Task | Out of the lines below, please list those that hold the string "Index".

### Supplied material

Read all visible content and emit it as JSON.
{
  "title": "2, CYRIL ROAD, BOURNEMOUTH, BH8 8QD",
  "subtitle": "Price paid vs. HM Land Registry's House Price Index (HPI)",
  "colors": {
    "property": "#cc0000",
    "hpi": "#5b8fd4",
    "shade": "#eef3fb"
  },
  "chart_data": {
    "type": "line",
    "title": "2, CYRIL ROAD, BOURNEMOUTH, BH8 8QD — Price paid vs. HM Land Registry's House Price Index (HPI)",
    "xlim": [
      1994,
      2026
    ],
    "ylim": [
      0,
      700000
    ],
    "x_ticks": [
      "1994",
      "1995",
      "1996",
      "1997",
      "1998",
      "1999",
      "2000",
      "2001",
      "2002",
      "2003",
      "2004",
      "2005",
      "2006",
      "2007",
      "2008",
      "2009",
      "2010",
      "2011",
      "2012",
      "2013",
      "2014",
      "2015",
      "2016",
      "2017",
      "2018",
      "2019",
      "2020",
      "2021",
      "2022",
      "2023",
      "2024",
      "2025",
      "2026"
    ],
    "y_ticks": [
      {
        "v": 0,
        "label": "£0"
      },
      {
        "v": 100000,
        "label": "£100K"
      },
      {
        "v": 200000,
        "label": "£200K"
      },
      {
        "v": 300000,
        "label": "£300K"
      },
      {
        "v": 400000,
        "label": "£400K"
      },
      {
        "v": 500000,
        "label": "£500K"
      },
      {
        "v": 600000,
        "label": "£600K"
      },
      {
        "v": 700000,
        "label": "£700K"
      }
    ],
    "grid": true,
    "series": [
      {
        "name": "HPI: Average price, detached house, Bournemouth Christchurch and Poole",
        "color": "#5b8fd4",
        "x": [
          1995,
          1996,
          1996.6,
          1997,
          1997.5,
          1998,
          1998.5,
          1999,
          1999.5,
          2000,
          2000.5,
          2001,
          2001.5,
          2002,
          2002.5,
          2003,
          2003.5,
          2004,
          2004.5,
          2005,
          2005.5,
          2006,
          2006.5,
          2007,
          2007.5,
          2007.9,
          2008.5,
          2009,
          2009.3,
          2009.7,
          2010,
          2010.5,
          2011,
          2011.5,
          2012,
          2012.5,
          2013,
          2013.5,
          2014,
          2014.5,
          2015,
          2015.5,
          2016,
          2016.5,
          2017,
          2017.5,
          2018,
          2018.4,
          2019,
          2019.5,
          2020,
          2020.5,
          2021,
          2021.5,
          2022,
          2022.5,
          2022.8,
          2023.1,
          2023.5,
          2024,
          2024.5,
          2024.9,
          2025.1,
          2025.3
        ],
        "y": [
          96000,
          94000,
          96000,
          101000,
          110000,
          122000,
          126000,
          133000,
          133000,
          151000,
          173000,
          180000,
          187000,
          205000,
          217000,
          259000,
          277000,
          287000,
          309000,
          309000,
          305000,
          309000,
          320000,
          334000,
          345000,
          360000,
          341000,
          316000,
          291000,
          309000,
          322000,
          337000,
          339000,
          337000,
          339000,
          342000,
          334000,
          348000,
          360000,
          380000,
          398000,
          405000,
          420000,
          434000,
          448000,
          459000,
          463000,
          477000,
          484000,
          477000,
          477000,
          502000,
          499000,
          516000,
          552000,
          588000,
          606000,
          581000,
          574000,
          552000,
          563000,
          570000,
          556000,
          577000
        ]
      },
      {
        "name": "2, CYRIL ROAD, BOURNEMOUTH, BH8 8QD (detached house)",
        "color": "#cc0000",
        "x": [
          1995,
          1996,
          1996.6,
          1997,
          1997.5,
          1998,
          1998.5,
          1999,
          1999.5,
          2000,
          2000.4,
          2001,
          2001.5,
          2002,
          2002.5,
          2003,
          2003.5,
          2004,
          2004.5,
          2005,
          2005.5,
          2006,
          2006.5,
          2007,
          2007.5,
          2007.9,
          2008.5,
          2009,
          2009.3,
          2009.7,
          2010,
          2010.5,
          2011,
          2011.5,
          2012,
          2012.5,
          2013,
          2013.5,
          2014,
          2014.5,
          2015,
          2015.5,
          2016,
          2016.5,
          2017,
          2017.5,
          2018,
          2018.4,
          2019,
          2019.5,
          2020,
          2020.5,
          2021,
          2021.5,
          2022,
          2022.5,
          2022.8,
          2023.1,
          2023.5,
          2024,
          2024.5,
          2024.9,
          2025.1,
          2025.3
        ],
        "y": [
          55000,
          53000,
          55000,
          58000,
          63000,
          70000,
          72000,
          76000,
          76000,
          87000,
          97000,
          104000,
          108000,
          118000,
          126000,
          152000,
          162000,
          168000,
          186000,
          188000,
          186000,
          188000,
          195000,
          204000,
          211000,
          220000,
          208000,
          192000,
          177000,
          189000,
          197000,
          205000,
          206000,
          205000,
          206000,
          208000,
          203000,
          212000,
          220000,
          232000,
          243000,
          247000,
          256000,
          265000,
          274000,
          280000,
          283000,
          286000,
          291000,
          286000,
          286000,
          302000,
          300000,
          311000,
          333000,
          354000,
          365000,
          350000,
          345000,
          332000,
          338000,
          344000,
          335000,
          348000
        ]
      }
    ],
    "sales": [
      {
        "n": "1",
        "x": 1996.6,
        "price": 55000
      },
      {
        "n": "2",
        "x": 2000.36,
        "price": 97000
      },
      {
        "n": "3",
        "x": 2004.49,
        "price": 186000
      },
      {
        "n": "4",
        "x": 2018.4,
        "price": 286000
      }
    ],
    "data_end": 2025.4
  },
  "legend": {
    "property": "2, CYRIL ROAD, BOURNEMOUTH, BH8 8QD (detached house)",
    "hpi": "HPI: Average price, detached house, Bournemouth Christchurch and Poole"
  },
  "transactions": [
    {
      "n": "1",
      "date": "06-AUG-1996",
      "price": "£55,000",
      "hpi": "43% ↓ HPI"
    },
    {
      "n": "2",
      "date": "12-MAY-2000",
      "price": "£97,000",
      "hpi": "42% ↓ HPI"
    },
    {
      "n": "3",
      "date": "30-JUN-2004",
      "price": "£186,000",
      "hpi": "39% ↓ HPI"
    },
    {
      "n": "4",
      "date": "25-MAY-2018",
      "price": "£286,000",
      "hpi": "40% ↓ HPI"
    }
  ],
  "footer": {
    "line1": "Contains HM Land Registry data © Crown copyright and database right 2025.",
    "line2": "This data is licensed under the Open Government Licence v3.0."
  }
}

######

Solved problem |
  "subtitle": "Price paid vs. HM Land Registry's House Price Index (HPI)",
    "title": "2, CYRIL ROAD, BOURNEMOUTH, BH8 8QD — Price paid vs. HM Land Registry's House Price Index (HPI)",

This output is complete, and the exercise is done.